- _Task objective_:
Scan the material for the word "Sufferer", and copy each line where it shows up.

- _Source material_:
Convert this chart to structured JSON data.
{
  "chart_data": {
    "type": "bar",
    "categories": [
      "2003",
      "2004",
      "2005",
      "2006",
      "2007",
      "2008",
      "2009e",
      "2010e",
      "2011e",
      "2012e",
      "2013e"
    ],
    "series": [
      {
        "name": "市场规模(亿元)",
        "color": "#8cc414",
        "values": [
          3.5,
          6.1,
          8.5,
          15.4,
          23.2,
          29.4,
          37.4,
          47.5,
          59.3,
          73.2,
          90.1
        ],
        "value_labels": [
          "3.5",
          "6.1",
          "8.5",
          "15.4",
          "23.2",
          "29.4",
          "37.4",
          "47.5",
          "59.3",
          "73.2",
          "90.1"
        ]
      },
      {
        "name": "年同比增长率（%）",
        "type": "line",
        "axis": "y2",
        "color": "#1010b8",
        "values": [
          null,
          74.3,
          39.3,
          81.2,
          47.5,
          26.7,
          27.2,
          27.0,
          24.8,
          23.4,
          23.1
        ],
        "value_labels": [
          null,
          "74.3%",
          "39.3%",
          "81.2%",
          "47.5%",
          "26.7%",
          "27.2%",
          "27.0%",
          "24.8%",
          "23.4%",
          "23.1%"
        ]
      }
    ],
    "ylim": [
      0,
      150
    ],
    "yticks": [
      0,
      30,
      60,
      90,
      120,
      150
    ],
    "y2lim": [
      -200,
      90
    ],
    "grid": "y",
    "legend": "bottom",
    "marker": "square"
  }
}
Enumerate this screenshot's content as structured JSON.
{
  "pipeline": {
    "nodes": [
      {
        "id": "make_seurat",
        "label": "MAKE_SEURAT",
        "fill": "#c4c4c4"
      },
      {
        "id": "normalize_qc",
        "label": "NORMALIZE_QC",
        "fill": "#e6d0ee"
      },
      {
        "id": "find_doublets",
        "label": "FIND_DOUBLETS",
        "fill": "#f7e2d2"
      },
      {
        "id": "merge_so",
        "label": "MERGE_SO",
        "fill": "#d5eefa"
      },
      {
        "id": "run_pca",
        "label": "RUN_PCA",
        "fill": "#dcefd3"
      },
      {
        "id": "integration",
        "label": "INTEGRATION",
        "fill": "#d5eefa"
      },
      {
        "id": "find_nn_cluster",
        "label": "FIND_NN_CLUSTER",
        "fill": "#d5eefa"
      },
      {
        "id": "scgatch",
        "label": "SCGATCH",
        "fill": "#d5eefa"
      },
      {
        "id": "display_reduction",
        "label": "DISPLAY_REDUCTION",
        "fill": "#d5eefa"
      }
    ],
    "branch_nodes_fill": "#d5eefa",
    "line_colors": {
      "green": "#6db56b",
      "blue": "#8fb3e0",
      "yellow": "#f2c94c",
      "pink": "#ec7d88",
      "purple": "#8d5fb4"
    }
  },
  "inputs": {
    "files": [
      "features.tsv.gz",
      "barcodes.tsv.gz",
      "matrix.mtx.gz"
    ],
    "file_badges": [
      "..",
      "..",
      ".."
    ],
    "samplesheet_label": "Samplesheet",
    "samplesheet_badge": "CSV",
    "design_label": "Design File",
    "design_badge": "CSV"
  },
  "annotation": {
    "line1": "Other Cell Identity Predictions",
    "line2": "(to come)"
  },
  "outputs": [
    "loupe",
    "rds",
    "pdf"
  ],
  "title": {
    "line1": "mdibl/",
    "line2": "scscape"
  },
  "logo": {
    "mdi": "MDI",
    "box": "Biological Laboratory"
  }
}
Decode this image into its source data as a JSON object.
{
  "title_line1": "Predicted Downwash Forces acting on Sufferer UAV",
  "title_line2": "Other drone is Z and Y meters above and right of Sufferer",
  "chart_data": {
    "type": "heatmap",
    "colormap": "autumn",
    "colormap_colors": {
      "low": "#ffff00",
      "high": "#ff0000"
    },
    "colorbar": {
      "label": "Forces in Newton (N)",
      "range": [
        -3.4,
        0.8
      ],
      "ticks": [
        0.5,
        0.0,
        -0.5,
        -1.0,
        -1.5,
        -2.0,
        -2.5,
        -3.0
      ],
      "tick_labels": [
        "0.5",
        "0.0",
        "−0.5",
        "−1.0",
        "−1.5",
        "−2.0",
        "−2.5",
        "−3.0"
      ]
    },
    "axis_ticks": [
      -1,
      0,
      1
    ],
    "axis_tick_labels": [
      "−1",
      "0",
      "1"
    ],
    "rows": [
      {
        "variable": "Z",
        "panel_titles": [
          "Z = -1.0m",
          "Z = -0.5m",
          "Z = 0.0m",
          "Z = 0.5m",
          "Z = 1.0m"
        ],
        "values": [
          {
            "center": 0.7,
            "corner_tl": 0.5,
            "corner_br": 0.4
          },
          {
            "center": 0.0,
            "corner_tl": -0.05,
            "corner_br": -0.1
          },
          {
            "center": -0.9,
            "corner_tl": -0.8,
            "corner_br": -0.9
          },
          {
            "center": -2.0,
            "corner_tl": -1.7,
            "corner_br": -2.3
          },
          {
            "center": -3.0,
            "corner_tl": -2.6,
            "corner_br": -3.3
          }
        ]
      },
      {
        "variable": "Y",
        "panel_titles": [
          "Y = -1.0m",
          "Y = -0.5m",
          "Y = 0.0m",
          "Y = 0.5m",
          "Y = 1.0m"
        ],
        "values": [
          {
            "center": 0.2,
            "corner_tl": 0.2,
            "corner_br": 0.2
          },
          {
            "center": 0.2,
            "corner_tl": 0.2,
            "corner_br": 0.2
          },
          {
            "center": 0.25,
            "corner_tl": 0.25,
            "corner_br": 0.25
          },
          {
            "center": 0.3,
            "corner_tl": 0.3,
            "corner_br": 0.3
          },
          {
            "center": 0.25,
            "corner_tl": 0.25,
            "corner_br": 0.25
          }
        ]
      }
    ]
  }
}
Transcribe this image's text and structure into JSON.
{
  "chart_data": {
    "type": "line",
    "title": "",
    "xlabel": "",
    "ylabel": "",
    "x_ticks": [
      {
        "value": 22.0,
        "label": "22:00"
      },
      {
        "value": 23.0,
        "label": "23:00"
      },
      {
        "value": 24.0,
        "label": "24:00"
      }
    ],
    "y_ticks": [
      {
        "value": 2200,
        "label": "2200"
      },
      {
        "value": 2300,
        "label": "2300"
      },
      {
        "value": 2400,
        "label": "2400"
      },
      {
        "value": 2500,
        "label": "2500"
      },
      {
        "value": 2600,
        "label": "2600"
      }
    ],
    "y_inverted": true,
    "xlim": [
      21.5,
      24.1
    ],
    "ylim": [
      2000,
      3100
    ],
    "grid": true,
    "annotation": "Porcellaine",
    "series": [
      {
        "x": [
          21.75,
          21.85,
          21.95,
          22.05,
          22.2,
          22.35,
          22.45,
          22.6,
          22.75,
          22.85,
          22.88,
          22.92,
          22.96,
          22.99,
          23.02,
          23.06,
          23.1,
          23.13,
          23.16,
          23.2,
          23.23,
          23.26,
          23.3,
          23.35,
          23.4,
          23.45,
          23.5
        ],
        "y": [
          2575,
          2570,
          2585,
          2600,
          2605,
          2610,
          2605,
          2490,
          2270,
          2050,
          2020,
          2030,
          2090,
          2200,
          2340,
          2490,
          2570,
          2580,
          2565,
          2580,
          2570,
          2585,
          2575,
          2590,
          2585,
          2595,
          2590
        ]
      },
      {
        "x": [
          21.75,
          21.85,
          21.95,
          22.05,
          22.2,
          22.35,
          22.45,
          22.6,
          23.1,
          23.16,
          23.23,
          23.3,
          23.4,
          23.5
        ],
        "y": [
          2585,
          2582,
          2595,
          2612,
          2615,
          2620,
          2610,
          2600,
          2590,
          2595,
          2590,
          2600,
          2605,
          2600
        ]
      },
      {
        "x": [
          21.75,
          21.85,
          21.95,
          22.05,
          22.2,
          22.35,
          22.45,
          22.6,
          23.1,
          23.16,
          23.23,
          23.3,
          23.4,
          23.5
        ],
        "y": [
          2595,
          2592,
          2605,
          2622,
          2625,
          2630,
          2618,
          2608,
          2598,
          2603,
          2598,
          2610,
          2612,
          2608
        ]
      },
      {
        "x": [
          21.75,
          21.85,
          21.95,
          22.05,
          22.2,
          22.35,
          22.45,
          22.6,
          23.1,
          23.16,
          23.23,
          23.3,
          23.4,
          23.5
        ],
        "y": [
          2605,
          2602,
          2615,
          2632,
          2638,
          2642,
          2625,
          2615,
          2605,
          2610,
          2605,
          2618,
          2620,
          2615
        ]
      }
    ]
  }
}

- _The answer_:
  "title_line1": "Predicted Downwash Forces acting on Sufferer UAV",
  "title_line2": "Other drone is Z and Y meters above and right of Sufferer",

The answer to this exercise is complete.